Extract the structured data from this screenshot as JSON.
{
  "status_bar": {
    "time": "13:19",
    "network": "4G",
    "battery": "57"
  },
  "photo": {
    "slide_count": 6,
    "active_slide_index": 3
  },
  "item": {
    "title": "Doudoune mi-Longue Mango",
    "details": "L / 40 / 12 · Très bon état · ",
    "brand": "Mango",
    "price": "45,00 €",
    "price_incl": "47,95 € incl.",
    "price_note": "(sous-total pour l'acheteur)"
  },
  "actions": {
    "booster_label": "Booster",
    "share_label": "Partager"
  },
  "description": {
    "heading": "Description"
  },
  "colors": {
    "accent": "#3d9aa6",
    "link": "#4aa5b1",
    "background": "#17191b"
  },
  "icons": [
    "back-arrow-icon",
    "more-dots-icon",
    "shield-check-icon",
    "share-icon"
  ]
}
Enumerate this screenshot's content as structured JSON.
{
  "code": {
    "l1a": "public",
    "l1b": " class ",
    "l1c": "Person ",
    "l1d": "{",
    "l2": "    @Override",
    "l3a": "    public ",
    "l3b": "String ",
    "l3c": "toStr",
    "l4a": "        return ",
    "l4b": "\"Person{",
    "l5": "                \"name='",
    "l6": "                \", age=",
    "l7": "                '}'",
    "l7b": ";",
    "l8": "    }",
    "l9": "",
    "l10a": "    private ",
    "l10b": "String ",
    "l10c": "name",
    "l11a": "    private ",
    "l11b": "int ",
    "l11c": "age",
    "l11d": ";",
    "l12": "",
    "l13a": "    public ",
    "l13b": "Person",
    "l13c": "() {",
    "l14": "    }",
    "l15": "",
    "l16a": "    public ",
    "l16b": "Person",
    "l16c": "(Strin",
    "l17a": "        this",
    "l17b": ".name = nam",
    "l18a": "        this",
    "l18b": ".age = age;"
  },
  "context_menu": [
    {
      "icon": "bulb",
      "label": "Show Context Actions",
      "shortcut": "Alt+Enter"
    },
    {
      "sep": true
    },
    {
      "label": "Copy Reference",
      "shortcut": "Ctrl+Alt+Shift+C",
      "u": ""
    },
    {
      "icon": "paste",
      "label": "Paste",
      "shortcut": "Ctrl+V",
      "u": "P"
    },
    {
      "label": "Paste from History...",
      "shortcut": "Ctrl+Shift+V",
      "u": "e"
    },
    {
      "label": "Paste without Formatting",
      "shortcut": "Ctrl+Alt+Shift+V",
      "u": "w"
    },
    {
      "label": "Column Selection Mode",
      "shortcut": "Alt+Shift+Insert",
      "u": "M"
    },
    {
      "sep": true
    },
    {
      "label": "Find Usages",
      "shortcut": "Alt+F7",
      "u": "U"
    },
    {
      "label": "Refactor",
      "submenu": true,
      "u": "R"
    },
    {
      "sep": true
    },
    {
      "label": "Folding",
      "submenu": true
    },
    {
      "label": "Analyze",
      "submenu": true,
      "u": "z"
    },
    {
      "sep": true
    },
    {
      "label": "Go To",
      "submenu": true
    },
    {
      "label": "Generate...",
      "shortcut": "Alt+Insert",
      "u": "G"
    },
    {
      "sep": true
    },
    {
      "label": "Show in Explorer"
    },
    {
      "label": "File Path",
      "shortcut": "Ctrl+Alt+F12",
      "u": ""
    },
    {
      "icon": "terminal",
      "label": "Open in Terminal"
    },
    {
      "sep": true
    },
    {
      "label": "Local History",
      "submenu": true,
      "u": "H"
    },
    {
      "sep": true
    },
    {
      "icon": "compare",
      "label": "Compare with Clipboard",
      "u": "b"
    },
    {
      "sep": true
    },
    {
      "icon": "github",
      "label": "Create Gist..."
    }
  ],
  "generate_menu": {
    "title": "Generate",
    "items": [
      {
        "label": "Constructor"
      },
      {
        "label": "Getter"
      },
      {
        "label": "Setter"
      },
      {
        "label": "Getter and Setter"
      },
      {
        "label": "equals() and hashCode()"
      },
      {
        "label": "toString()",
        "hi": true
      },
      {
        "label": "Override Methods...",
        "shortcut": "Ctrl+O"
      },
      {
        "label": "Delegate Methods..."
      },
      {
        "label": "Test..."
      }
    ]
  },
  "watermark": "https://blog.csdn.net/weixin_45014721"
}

■ Problem requirements ■
Copy each line above where the string "JSON" occurs.

■ Task result ■
Extract the structured data from this screenshot as JSON.
Enumerate this screenshot's content as structured JSON.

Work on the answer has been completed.